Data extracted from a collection
============================================================
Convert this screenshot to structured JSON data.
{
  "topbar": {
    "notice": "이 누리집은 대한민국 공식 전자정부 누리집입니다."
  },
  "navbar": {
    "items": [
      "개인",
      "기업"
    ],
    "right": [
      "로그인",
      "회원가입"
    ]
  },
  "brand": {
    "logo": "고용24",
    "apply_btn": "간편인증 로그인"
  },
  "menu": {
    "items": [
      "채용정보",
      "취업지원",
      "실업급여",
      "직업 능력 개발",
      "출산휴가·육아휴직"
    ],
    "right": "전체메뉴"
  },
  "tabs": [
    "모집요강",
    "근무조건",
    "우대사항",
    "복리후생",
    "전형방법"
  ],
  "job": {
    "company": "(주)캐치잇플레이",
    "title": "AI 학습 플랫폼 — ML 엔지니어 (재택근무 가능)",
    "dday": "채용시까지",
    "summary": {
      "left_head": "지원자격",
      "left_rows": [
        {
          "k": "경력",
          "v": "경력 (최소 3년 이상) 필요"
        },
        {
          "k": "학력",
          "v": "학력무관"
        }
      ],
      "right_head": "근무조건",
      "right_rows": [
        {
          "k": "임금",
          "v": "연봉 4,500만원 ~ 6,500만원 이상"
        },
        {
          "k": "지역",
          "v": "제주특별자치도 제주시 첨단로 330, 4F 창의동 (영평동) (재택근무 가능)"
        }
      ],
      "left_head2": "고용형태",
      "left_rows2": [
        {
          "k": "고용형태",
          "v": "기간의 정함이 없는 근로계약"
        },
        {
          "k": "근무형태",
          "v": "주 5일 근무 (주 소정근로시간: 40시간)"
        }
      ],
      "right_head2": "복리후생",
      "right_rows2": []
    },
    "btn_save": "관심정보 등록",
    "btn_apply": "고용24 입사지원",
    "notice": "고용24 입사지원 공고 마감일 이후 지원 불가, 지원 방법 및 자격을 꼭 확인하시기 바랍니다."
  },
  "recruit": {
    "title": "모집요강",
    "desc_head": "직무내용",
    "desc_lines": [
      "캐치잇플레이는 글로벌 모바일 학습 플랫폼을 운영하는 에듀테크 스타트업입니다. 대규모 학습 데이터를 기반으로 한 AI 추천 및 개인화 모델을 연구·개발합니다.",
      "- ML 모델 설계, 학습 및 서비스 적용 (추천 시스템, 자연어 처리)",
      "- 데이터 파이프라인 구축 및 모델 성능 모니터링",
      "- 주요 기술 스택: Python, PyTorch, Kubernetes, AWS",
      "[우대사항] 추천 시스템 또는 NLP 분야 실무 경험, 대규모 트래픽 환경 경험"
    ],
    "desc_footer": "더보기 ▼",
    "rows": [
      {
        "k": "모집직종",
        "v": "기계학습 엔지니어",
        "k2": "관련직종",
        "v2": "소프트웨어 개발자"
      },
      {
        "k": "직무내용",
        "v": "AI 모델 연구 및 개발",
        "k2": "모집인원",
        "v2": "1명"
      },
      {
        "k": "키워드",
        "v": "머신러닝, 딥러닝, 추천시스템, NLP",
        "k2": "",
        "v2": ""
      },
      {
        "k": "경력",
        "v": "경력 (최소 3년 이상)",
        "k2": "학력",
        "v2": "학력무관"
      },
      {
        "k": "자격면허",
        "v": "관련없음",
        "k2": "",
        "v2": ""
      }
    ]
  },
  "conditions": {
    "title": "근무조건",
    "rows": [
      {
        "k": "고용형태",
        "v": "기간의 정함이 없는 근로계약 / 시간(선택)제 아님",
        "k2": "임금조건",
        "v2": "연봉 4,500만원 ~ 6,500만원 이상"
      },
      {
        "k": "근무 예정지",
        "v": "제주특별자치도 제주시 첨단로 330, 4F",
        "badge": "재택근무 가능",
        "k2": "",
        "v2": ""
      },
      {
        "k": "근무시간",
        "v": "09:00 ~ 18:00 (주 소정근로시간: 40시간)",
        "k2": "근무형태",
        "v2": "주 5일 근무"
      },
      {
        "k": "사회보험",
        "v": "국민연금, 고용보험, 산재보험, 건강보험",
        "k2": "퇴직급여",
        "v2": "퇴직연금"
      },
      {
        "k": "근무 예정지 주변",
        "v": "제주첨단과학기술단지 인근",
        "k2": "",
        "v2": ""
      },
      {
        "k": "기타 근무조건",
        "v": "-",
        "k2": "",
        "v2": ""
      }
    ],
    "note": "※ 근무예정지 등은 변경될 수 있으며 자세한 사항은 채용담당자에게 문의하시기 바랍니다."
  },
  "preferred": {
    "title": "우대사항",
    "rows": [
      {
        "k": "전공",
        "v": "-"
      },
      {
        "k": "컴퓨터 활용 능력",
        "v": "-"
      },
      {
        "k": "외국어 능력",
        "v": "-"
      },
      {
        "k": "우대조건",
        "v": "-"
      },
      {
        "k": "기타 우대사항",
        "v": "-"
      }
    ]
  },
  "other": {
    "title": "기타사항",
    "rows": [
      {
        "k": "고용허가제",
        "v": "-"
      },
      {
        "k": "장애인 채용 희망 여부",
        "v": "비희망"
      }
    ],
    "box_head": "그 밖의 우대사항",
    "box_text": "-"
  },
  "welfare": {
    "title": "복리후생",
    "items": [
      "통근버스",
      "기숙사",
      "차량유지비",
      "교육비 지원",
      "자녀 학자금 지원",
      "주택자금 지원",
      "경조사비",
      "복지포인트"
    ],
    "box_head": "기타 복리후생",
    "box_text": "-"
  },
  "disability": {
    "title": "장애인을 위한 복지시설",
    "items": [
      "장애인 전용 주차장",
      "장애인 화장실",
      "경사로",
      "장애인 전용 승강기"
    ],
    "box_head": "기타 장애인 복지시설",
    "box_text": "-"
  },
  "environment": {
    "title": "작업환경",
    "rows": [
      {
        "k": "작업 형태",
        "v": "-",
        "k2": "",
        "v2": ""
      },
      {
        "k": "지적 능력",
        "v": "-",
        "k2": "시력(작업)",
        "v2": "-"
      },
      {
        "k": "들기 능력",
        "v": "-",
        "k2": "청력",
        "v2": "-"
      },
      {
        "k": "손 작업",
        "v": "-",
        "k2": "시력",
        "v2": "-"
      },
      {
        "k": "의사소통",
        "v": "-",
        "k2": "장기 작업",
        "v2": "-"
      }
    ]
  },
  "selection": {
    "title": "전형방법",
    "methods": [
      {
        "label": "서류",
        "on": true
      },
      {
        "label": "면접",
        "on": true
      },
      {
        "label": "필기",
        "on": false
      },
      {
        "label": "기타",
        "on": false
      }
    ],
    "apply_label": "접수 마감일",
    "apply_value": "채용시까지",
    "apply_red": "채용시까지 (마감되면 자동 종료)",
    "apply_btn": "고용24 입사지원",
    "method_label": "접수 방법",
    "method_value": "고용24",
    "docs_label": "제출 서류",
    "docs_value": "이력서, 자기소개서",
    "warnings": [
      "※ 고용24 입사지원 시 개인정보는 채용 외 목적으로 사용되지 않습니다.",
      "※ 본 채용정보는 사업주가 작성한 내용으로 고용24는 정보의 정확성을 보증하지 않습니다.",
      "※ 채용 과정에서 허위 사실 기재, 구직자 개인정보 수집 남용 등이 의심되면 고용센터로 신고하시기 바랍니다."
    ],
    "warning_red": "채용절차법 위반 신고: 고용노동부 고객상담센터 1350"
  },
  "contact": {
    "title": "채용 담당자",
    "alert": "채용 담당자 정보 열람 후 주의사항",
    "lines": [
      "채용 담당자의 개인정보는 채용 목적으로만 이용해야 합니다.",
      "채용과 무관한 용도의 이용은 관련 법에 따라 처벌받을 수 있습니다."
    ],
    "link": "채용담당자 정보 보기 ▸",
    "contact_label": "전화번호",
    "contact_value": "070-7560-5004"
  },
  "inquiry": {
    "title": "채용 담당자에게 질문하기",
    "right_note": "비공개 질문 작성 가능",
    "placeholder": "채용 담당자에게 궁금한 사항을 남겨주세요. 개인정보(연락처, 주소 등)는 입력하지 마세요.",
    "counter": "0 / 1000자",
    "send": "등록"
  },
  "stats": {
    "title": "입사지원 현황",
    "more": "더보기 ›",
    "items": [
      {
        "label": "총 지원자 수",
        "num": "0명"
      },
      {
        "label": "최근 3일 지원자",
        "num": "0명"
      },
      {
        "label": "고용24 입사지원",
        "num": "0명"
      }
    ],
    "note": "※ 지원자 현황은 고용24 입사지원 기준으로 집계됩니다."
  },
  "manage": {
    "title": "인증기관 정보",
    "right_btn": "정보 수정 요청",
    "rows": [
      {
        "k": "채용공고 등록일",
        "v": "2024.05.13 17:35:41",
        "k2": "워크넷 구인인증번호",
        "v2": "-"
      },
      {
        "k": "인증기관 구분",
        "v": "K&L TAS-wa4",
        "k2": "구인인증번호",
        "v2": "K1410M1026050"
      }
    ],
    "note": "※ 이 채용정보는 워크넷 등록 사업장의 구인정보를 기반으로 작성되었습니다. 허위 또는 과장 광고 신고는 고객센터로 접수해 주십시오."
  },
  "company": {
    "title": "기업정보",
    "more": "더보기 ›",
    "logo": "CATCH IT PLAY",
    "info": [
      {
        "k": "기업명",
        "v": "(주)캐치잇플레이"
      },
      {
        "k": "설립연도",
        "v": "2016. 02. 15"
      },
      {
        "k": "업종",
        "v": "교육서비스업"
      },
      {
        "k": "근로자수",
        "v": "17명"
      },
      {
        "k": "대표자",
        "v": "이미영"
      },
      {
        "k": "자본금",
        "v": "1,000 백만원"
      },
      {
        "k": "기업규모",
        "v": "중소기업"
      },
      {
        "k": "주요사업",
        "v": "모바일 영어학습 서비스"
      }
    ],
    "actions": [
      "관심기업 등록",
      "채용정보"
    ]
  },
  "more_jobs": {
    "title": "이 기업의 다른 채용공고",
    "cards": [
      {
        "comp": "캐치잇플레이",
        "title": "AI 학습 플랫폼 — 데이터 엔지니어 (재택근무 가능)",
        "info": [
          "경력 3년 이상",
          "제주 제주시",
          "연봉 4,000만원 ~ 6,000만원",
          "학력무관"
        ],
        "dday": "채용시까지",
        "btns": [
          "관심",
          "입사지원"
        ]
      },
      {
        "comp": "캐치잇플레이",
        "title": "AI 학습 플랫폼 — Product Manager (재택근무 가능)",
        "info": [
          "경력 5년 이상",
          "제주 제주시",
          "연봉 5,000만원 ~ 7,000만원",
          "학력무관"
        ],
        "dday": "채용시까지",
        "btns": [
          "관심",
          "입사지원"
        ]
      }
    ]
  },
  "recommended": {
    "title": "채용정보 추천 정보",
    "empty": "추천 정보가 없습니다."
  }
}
============================================================
Find the word "개인정보는" in the records and pull out each line that has it.

      "※ 고용24 입사지원 시 개인정보는 채용 외 목적으로 사용되지 않습니다.",
      "채용 담당자의 개인정보는 채용 목적으로만 이용해야 합니다.",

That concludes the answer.